[Collected data]
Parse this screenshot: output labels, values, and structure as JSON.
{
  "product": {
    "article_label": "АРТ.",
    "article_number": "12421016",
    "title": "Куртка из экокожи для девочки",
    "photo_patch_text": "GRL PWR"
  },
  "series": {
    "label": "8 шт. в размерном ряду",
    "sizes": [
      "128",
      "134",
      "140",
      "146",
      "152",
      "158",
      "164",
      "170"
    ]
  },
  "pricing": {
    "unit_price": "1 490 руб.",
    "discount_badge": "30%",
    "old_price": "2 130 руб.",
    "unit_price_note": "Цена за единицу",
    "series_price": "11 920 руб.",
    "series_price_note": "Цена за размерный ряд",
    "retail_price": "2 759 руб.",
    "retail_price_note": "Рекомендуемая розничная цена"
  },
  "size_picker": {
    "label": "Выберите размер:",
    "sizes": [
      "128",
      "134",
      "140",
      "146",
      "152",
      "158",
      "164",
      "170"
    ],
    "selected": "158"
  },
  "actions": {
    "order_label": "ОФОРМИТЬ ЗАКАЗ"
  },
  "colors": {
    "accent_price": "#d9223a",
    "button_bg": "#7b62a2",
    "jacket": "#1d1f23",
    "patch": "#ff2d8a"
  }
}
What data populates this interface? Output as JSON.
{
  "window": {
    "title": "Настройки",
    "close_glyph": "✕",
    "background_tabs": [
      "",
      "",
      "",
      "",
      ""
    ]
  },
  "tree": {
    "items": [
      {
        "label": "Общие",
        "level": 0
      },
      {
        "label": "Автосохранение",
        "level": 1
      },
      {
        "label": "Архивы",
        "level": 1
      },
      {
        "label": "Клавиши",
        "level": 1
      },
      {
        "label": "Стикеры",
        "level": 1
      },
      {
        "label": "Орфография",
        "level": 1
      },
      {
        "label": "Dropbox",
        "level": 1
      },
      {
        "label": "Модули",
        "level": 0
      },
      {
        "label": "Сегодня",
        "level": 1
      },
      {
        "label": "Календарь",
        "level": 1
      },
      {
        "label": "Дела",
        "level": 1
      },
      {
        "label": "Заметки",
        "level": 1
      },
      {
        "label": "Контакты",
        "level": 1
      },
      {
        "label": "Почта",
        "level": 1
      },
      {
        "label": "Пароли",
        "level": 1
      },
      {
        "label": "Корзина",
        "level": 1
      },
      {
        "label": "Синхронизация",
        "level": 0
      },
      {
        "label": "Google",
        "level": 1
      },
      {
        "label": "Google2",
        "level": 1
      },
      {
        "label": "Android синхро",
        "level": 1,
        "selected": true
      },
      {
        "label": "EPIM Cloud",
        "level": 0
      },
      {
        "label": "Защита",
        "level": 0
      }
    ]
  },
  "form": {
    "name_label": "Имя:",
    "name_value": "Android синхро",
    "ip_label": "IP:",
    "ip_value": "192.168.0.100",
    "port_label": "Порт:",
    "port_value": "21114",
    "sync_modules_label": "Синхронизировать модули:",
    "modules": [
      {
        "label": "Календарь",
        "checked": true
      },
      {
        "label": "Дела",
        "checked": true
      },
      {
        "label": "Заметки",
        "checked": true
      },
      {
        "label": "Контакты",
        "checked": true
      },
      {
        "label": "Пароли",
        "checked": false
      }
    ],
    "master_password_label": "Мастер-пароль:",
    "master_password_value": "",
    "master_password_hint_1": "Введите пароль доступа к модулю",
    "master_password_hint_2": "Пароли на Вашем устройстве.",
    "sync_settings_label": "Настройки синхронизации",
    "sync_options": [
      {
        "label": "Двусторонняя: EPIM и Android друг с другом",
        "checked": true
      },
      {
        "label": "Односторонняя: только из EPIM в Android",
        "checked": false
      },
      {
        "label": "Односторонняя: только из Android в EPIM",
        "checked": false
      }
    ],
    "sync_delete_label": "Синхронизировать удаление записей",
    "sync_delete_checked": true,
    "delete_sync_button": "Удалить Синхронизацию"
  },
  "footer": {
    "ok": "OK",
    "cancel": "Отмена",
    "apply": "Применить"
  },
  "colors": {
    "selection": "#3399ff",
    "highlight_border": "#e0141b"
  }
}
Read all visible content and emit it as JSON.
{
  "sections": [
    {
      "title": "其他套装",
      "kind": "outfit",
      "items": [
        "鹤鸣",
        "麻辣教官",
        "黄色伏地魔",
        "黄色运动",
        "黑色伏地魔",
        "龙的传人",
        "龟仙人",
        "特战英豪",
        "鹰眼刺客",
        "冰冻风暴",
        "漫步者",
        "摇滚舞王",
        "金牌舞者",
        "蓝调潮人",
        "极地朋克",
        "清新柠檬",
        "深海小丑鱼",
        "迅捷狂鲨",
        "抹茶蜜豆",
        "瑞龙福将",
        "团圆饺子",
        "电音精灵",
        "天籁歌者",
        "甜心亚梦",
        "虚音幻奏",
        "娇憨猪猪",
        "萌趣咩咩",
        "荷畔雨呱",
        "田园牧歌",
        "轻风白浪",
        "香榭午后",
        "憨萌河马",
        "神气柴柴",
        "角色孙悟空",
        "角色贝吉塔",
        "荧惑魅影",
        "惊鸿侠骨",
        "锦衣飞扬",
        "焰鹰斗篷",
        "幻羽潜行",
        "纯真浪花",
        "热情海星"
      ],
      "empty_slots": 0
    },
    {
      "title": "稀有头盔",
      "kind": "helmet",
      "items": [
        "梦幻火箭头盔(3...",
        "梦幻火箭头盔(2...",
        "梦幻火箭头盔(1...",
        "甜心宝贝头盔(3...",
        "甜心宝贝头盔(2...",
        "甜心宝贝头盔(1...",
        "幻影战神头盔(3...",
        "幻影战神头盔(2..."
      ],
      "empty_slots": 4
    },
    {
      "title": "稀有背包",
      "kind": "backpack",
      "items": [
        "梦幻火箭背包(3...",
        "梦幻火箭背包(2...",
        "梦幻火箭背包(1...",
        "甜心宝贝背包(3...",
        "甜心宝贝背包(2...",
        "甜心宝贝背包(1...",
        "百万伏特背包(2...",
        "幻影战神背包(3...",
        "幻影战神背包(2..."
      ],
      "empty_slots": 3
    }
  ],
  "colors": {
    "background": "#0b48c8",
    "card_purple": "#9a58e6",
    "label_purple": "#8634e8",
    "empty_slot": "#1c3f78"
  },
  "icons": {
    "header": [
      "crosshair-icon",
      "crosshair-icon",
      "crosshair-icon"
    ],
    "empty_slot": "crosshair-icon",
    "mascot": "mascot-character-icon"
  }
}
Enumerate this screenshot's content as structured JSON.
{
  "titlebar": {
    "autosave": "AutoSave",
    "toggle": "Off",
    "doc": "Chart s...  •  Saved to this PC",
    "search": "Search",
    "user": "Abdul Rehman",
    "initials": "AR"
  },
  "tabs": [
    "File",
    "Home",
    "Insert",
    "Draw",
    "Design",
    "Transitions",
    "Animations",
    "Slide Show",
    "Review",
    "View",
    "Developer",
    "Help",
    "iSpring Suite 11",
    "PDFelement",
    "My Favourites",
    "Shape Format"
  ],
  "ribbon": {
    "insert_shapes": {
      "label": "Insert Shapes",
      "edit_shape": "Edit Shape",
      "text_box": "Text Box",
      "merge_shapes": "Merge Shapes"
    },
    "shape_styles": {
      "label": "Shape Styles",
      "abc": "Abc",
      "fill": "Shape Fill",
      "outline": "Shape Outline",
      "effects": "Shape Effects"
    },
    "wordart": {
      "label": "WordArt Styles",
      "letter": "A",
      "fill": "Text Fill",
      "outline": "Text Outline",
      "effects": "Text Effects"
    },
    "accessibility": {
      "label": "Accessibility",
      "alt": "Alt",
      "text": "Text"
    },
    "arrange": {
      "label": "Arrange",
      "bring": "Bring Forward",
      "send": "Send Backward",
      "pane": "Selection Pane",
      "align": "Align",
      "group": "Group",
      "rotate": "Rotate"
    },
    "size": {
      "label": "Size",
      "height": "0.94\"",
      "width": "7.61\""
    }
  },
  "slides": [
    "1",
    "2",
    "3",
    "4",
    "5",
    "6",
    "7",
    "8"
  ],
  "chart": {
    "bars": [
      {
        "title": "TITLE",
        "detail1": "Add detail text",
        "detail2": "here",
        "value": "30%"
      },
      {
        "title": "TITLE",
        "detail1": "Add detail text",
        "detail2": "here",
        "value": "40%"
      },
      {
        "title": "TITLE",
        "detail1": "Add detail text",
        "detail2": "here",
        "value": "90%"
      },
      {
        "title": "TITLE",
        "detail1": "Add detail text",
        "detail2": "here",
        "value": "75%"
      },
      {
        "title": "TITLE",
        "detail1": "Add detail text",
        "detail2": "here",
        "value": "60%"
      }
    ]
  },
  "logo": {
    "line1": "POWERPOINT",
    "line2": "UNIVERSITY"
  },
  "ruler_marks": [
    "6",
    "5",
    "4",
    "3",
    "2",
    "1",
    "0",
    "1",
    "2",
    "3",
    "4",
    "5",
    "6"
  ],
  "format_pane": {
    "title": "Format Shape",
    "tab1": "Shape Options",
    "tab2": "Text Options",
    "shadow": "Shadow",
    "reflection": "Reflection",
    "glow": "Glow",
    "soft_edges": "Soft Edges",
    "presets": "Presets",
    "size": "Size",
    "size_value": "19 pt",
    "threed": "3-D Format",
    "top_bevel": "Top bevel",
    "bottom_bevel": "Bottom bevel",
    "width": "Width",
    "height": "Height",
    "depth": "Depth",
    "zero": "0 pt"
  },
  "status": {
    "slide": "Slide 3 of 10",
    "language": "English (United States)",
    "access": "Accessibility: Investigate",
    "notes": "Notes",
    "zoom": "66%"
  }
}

> _GIVEN PROBLEM_: Only lines with the word "EPIM" are wanted, so copy each one from the records.

> _TASK ANSWER_:
        "label": "EPIM Cloud",
        "label": "Двусторонняя: EPIM и Android друг с другом",
        "label": "Односторонняя: только из EPIM в Android",
        "label": "Односторонняя: только из Android в EPIM",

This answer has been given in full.